### Dataset items
◇ ◇ ◇ ◇
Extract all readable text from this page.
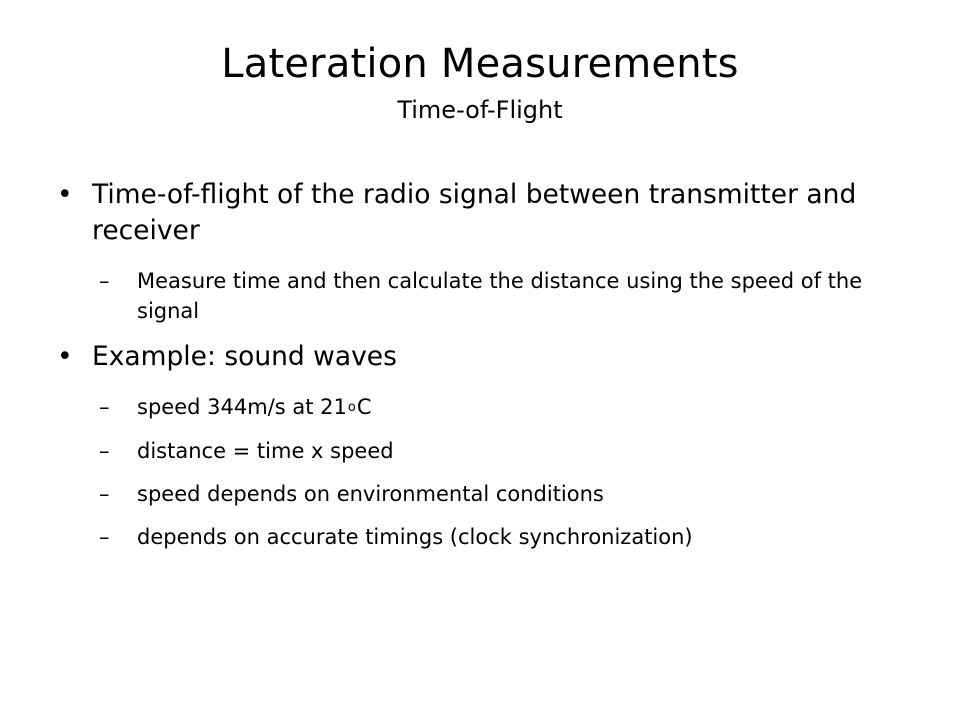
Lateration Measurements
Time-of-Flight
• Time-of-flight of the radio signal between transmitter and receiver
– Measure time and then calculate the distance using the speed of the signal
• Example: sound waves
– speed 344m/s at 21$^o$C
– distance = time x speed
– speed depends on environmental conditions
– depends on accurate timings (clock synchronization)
◇ ◇ ◇ ◇
### Task to complete
Each record above must be returned exactly as written, with its pictures omitted.

### Complete response
Extract all readable text from this page.
Lateration Measurements
Time-of-Flight
• Time-of-flight of the radio signal between transmitter and receiver
– Measure time and then calculate the distance using the speed of the signal
• Example: sound waves
– speed 344m/s at 21$^o$C
– distance = time x speed
– speed depends on environmental conditions
– depends on accurate timings (clock synchronization)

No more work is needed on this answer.